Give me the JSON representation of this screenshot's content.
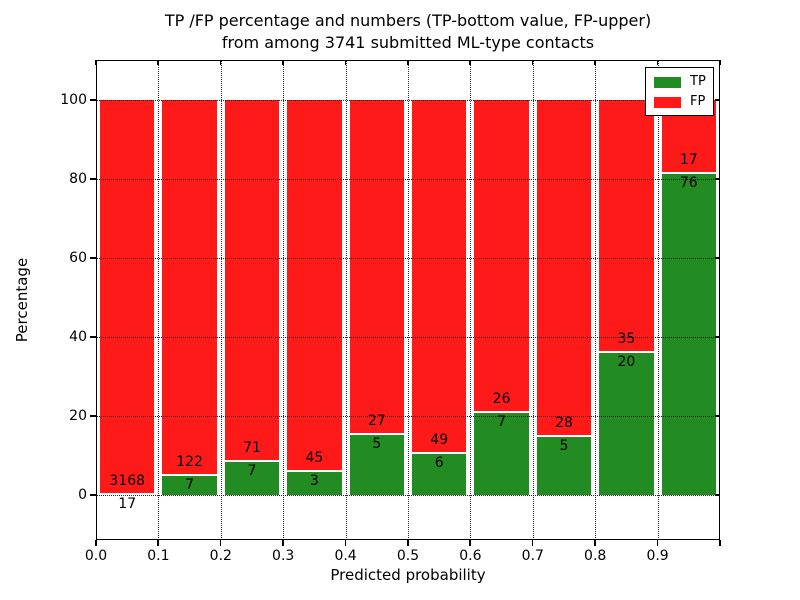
{
  "chart_data": {
    "type": "bar",
    "variant": "stacked-percentage",
    "title_line1": "TP /FP percentage and numbers (TP-bottom value, FP-upper)",
    "title_line2": "from among 3741 submitted ML-type contacts",
    "total_submitted_contacts": 3741,
    "xlabel": "Predicted probability",
    "ylabel": "Percentage",
    "x_tick_labels": [
      "0.0",
      "0.1",
      "0.2",
      "0.3",
      "0.4",
      "0.5",
      "0.6",
      "0.7",
      "0.8",
      "0.9"
    ],
    "y_ticks": [
      0,
      20,
      40,
      60,
      80,
      100
    ],
    "xlim": [
      0.0,
      1.0
    ],
    "ylim": [
      -11,
      111
    ],
    "grid": "dotted-black-both-axes",
    "note": "Each bar is a 0.1-wide predicted-probability bin; green TP% on bottom, red FP% on top, stacked to 100%. Labels show raw counts: FP count above the TP/FP boundary, TP count below it.",
    "legend": {
      "position": "upper-right",
      "entries": [
        {
          "label": "TP",
          "color": "#228b22"
        },
        {
          "label": "FP",
          "color": "#ff1a1a"
        }
      ]
    },
    "colors": {
      "tp": "#228b22",
      "fp": "#ff1a1a",
      "bar_edge": "#ffffff",
      "grid": "#000000",
      "background": "#ffffff"
    },
    "bins": [
      {
        "x_start": 0.0,
        "x_end": 0.1,
        "tp": 17,
        "fp": 3168
      },
      {
        "x_start": 0.1,
        "x_end": 0.2,
        "tp": 7,
        "fp": 122
      },
      {
        "x_start": 0.2,
        "x_end": 0.3,
        "tp": 7,
        "fp": 71
      },
      {
        "x_start": 0.3,
        "x_end": 0.4,
        "tp": 3,
        "fp": 45
      },
      {
        "x_start": 0.4,
        "x_end": 0.5,
        "tp": 5,
        "fp": 27
      },
      {
        "x_start": 0.5,
        "x_end": 0.6,
        "tp": 6,
        "fp": 49
      },
      {
        "x_start": 0.6,
        "x_end": 0.7,
        "tp": 7,
        "fp": 26
      },
      {
        "x_start": 0.7,
        "x_end": 0.8,
        "tp": 5,
        "fp": 28
      },
      {
        "x_start": 0.8,
        "x_end": 0.9,
        "tp": 20,
        "fp": 35
      },
      {
        "x_start": 0.9,
        "x_end": 1.0,
        "tp": 76,
        "fp": 17
      }
    ]
  }
}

..............................

=== Problem description ===
Each entry gets copied exactly; the pictures stay out.

=== Result of this exercise ===
Give me the JSON representation of this screenshot's content.
{
  "chart_data": {
    "type": "bar",
    "variant": "stacked-percentage",
    "title_line1": "TP /FP percentage and numbers (TP-bottom value, FP-upper)",
    "title_line2": "from among 3741 submitted ML-type contacts",
    "total_submitted_contacts": 3741,
    "xlabel": "Predicted probability",
    "ylabel": "Percentage",
    "x_tick_labels": [
      "0.0",
      "0.1",
      "0.2",
      "0.3",
      "0.4",
      "0.5",
      "0.6",
      "0.7",
      "0.8",
      "0.9"
    ],
    "y_ticks": [
      0,
      20,
      40,
      60,
      80,
      100
    ],
    "xlim": [
      0.0,
      1.0
    ],
    "ylim": [
      -11,
      111
    ],
    "grid": "dotted-black-both-axes",
    "note": "Each bar is a 0.1-wide predicted-probability bin; green TP% on bottom, red FP% on top, stacked to 100%. Labels show raw counts: FP count above the TP/FP boundary, TP count below it.",
    "legend": {
      "position": "upper-right",
      "entries": [
        {
          "label": "TP",
          "color": "#228b22"
        },
        {
          "label": "FP",
          "color": "#ff1a1a"
        }
      ]
    },
    "colors": {
      "tp": "#228b22",
      "fp": "#ff1a1a",
      "bar_edge": "#ffffff",
      "grid": "#000000",
      "background": "#ffffff"
    },
    "bins": [
      {
        "x_start": 0.0,
        "x_end": 0.1,
        "tp": 17,
        "fp": 3168
      },
      {
        "x_start": 0.1,
        "x_end": 0.2,
        "tp": 7,
        "fp": 122
      },
      {
        "x_start": 0.2,
        "x_end": 0.3,
        "tp": 7,
        "fp": 71
      },
      {
        "x_start": 0.3,
        "x_end": 0.4,
        "tp": 3,
        "fp": 45
      },
      {
        "x_start": 0.4,
        "x_end": 0.5,
        "tp": 5,
        "fp": 27
      },
      {
        "x_start": 0.5,
        "x_end": 0.6,
        "tp": 6,
        "fp": 49
      },
      {
        "x_start": 0.6,
        "x_end": 0.7,
        "tp": 7,
        "fp": 26
      },
      {
        "x_start": 0.7,
        "x_end": 0.8,
        "tp": 5,
        "fp": 28
      },
      {
        "x_start": 0.8,
        "x_end": 0.9,
        "tp": 20,
        "fp": 35
      },
      {
        "x_start": 0.9,
        "x_end": 1.0,
        "tp": 76,
        "fp": 17
      }
    ]
  }
}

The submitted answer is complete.